◆ **DESCRIPTION OF THE TASK**: Render the following material again verbatim, leaving nothing out.

◆ **EXERCISE MATERIALS**:
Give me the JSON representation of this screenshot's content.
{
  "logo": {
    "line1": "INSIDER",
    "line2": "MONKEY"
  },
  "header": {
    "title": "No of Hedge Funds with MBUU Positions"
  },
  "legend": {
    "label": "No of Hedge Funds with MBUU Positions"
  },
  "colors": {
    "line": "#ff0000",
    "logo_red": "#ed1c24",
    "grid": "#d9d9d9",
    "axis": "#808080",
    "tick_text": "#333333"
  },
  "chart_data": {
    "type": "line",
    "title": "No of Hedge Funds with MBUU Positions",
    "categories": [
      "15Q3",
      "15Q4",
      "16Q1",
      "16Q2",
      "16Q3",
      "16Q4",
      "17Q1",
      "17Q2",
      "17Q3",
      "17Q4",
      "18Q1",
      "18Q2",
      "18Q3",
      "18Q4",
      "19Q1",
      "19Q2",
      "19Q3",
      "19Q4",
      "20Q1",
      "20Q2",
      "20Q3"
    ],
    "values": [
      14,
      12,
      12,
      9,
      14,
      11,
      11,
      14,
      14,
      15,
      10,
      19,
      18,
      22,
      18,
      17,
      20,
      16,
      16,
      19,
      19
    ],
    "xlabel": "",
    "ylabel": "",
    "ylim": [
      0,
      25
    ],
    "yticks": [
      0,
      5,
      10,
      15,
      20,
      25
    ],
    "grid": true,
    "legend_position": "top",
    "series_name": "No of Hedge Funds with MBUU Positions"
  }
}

◆ **RESPONSE**:
Give me the JSON representation of this screenshot's content.
{
  "logo": {
    "line1": "INSIDER",
    "line2": "MONKEY"
  },
  "header": {
    "title": "No of Hedge Funds with MBUU Positions"
  },
  "legend": {
    "label": "No of Hedge Funds with MBUU Positions"
  },
  "colors": {
    "line": "#ff0000",
    "logo_red": "#ed1c24",
    "grid": "#d9d9d9",
    "axis": "#808080",
    "tick_text": "#333333"
  },
  "chart_data": {
    "type": "line",
    "title": "No of Hedge Funds with MBUU Positions",
    "categories": [
      "15Q3",
      "15Q4",
      "16Q1",
      "16Q2",
      "16Q3",
      "16Q4",
      "17Q1",
      "17Q2",
      "17Q3",
      "17Q4",
      "18Q1",
      "18Q2",
      "18Q3",
      "18Q4",
      "19Q1",
      "19Q2",
      "19Q3",
      "19Q4",
      "20Q1",
      "20Q2",
      "20Q3"
    ],
    "values": [
      14,
      12,
      12,
      9,
      14,
      11,
      11,
      14,
      14,
      15,
      10,
      19,
      18,
      22,
      18,
      17,
      20,
      16,
      16,
      19,
      19
    ],
    "xlabel": "",
    "ylabel": "",
    "ylim": [
      0,
      25
    ],
    "yticks": [
      0,
      5,
      10,
      15,
      20,
      25
    ],
    "grid": true,
    "legend_position": "top",
    "series_name": "No of Hedge Funds with MBUU Positions"
  }
}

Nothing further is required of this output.